__REQUIRED WORK__: Reproduce the material exactly, omitting nothing.

(Stored data)
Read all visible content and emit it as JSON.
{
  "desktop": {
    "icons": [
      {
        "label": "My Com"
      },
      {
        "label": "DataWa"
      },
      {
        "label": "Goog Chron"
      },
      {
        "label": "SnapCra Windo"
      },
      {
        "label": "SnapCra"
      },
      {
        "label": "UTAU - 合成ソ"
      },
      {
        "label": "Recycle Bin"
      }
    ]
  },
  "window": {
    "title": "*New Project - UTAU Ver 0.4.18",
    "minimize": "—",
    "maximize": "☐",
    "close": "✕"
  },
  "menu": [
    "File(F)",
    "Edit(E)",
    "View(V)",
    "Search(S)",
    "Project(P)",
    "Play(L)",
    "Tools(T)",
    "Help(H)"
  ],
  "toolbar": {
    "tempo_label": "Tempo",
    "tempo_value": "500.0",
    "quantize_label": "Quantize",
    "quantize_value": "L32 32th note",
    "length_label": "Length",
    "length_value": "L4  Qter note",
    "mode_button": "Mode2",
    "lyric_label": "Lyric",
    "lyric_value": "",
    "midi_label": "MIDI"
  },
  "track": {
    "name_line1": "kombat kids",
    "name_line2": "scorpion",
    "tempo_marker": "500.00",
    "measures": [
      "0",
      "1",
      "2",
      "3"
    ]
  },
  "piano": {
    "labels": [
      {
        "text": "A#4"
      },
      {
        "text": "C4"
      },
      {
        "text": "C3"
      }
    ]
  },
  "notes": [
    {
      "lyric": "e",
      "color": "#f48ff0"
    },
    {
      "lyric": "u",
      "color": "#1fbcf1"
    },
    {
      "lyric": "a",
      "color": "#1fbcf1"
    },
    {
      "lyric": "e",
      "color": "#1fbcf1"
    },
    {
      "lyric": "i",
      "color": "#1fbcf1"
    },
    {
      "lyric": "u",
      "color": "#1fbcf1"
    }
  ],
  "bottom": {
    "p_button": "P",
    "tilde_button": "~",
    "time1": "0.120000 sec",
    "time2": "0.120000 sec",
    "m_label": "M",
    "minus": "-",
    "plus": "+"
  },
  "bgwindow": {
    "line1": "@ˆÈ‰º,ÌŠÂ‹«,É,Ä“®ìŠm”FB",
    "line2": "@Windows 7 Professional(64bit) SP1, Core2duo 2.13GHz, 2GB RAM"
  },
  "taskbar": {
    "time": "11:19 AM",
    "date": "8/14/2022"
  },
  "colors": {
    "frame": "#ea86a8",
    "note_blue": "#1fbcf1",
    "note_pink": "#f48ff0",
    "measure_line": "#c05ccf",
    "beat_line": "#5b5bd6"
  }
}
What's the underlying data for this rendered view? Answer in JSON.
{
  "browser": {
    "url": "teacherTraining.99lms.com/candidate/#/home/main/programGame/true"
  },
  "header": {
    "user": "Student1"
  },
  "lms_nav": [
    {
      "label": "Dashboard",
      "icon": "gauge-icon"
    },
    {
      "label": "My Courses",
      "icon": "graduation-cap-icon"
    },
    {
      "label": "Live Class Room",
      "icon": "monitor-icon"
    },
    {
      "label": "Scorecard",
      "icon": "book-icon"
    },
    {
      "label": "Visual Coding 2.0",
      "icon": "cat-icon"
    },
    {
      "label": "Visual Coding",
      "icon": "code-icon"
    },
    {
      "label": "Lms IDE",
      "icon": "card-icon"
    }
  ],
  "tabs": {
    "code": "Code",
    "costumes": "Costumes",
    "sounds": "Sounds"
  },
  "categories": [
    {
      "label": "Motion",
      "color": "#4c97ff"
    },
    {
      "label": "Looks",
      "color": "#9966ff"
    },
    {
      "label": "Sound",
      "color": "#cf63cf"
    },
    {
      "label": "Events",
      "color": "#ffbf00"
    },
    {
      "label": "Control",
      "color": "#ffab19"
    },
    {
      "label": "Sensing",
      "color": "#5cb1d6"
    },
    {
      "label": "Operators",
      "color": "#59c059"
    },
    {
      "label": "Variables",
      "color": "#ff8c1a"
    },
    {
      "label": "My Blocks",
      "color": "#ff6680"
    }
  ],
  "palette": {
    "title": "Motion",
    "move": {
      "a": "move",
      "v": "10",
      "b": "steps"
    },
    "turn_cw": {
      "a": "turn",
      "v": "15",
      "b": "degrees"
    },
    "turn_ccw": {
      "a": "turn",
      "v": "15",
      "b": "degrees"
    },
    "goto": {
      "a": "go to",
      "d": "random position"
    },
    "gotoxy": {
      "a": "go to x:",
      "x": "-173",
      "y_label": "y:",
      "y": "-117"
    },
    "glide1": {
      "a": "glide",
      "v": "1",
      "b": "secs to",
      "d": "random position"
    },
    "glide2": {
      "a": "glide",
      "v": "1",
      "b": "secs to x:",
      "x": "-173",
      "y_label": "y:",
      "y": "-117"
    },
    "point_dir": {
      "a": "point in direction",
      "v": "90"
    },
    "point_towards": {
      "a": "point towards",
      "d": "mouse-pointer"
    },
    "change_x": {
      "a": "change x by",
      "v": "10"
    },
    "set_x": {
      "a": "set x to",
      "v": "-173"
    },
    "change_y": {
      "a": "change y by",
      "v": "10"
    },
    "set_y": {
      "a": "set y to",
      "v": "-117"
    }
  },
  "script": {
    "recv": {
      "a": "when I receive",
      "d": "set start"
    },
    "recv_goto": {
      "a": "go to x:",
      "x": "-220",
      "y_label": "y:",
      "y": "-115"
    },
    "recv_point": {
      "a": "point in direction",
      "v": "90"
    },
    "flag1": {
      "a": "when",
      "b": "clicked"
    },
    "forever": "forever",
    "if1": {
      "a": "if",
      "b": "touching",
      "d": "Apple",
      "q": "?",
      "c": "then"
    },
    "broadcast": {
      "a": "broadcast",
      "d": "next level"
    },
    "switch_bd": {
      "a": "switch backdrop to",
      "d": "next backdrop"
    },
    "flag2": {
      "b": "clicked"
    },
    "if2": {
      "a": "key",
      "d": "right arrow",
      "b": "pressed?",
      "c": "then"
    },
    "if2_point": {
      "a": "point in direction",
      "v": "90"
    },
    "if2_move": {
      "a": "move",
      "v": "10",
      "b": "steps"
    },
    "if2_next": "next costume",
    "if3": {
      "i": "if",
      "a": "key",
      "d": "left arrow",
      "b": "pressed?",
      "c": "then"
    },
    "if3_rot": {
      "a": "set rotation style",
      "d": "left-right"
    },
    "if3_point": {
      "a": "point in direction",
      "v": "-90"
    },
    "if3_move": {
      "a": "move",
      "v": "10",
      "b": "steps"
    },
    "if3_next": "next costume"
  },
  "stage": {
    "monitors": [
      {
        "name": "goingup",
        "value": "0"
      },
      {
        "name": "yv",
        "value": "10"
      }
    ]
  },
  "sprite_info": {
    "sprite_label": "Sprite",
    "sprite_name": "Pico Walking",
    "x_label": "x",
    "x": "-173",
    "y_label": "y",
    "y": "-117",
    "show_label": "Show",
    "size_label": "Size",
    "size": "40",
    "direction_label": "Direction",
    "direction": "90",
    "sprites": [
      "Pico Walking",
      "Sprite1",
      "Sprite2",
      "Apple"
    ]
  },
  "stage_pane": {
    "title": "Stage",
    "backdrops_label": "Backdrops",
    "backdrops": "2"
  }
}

__TASK RESPONSE__:
Read all visible content and emit it as JSON.
{
  "desktop": {
    "icons": [
      {
        "label": "My Com"
      },
      {
        "label": "DataWa"
      },
      {
        "label": "Goog Chron"
      },
      {
        "label": "SnapCra Windo"
      },
      {
        "label": "SnapCra"
      },
      {
        "label": "UTAU - 合成ソ"
      },
      {
        "label": "Recycle Bin"
      }
    ]
  },
  "window": {
    "title": "*New Project - UTAU Ver 0.4.18",
    "minimize": "—",
    "maximize": "☐",
    "close": "✕"
  },
  "menu": [
    "File(F)",
    "Edit(E)",
    "View(V)",
    "Search(S)",
    "Project(P)",
    "Play(L)",
    "Tools(T)",
    "Help(H)"
  ],
  "toolbar": {
    "tempo_label": "Tempo",
    "tempo_value": "500.0",
    "quantize_label": "Quantize",
    "quantize_value": "L32 32th note",
    "length_label": "Length",
    "length_value": "L4  Qter note",
    "mode_button": "Mode2",
    "lyric_label": "Lyric",
    "lyric_value": "",
    "midi_label": "MIDI"
  },
  "track": {
    "name_line1": "kombat kids",
    "name_line2": "scorpion",
    "tempo_marker": "500.00",
    "measures": [
      "0",
      "1",
      "2",
      "3"
    ]
  },
  "piano": {
    "labels": [
      {
        "text": "A#4"
      },
      {
        "text": "C4"
      },
      {
        "text": "C3"
      }
    ]
  },
  "notes": [
    {
      "lyric": "e",
      "color": "#f48ff0"
    },
    {
      "lyric": "u",
      "color": "#1fbcf1"
    },
    {
      "lyric": "a",
      "color": "#1fbcf1"
    },
    {
      "lyric": "e",
      "color": "#1fbcf1"
    },
    {
      "lyric": "i",
      "color": "#1fbcf1"
    },
    {
      "lyric": "u",
      "color": "#1fbcf1"
    }
  ],
  "bottom": {
    "p_button": "P",
    "tilde_button": "~",
    "time1": "0.120000 sec",
    "time2": "0.120000 sec",
    "m_label": "M",
    "minus": "-",
    "plus": "+"
  },
  "bgwindow": {
    "line1": "@ˆÈ‰º,ÌŠÂ‹«,É,Ä“®ìŠm”FB",
    "line2": "@Windows 7 Professional(64bit) SP1, Core2duo 2.13GHz, 2GB RAM"
  },
  "taskbar": {
    "time": "11:19 AM",
    "date": "8/14/2022"
  },
  "colors": {
    "frame": "#ea86a8",
    "note_blue": "#1fbcf1",
    "note_pink": "#f48ff0",
    "measure_line": "#c05ccf",
    "beat_line": "#5b5bd6"
  }
}
What's the underlying data for this rendered view? Answer in JSON.
{
  "browser": {
    "url": "teacherTraining.99lms.com/candidate/#/home/main/programGame/true"
  },
  "header": {
    "user": "Student1"
  },
  "lms_nav": [
    {
      "label": "Dashboard",
      "icon": "gauge-icon"
    },
    {
      "label": "My Courses",
      "icon": "graduation-cap-icon"
    },
    {
      "label": "Live Class Room",
      "icon": "monitor-icon"
    },
    {
      "label": "Scorecard",
      "icon": "book-icon"
    },
    {
      "label": "Visual Coding 2.0",
      "icon": "cat-icon"
    },
    {
      "label": "Visual Coding",
      "icon": "code-icon"
    },
    {
      "label": "Lms IDE",
      "icon": "card-icon"
    }
  ],
  "tabs": {
    "code": "Code",
    "costumes": "Costumes",
    "sounds": "Sounds"
  },
  "categories": [
    {
      "label": "Motion",
      "color": "#4c97ff"
    },
    {
      "label": "Looks",
      "color": "#9966ff"
    },
    {
      "label": "Sound",
      "color": "#cf63cf"
    },
    {
      "label": "Events",
      "color": "#ffbf00"
    },
    {
      "label": "Control",
      "color": "#ffab19"
    },
    {
      "label": "Sensing",
      "color": "#5cb1d6"
    },
    {
      "label": "Operators",
      "color": "#59c059"
    },
    {
      "label": "Variables",
      "color": "#ff8c1a"
    },
    {
      "label": "My Blocks",
      "color": "#ff6680"
    }
  ],
  "palette": {
    "title": "Motion",
    "move": {
      "a": "move",
      "v": "10",
      "b": "steps"
    },
    "turn_cw": {
      "a": "turn",
      "v": "15",
      "b": "degrees"
    },
    "turn_ccw": {
      "a": "turn",
      "v": "15",
      "b": "degrees"
    },
    "goto": {
      "a": "go to",
      "d": "random position"
    },
    "gotoxy": {
      "a": "go to x:",
      "x": "-173",
      "y_label": "y:",
      "y": "-117"
    },
    "glide1": {
      "a": "glide",
      "v": "1",
      "b": "secs to",
      "d": "random position"
    },
    "glide2": {
      "a": "glide",
      "v": "1",
      "b": "secs to x:",
      "x": "-173",
      "y_label": "y:",
      "y": "-117"
    },
    "point_dir": {
      "a": "point in direction",
      "v": "90"
    },
    "point_towards": {
      "a": "point towards",
      "d": "mouse-pointer"
    },
    "change_x": {
      "a": "change x by",
      "v": "10"
    },
    "set_x": {
      "a": "set x to",
      "v": "-173"
    },
    "change_y": {
      "a": "change y by",
      "v": "10"
    },
    "set_y": {
      "a": "set y to",
      "v": "-117"
    }
  },
  "script": {
    "recv": {
      "a": "when I receive",
      "d": "set start"
    },
    "recv_goto": {
      "a": "go to x:",
      "x": "-220",
      "y_label": "y:",
      "y": "-115"
    },
    "recv_point": {
      "a": "point in direction",
      "v": "90"
    },
    "flag1": {
      "a": "when",
      "b": "clicked"
    },
    "forever": "forever",
    "if1": {
      "a": "if",
      "b": "touching",
      "d": "Apple",
      "q": "?",
      "c": "then"
    },
    "broadcast": {
      "a": "broadcast",
      "d": "next level"
    },
    "switch_bd": {
      "a": "switch backdrop to",
      "d": "next backdrop"
    },
    "flag2": {
      "b": "clicked"
    },
    "if2": {
      "a": "key",
      "d": "right arrow",
      "b": "pressed?",
      "c": "then"
    },
    "if2_point": {
      "a": "point in direction",
      "v": "90"
    },
    "if2_move": {
      "a": "move",
      "v": "10",
      "b": "steps"
    },
    "if2_next": "next costume",
    "if3": {
      "i": "if",
      "a": "key",
      "d": "left arrow",
      "b": "pressed?",
      "c": "then"
    },
    "if3_rot": {
      "a": "set rotation style",
      "d": "left-right"
    },
    "if3_point": {
      "a": "point in direction",
      "v": "-90"
    },
    "if3_move": {
      "a": "move",
      "v": "10",
      "b": "steps"
    },
    "if3_next": "next costume"
  },
  "stage": {
    "monitors": [
      {
        "name": "goingup",
        "value": "0"
      },
      {
        "name": "yv",
        "value": "10"
      }
    ]
  },
  "sprite_info": {
    "sprite_label": "Sprite",
    "sprite_name": "Pico Walking",
    "x_label": "x",
    "x": "-173",
    "y_label": "y",
    "y": "-117",
    "show_label": "Show",
    "size_label": "Size",
    "size": "40",
    "direction_label": "Direction",
    "direction": "90",
    "sprites": [
      "Pico Walking",
      "Sprite1",
      "Sprite2",
      "Apple"
    ]
  },
  "stage_pane": {
    "title": "Stage",
    "backdrops_label": "Backdrops",
    "backdrops": "2"
  }
}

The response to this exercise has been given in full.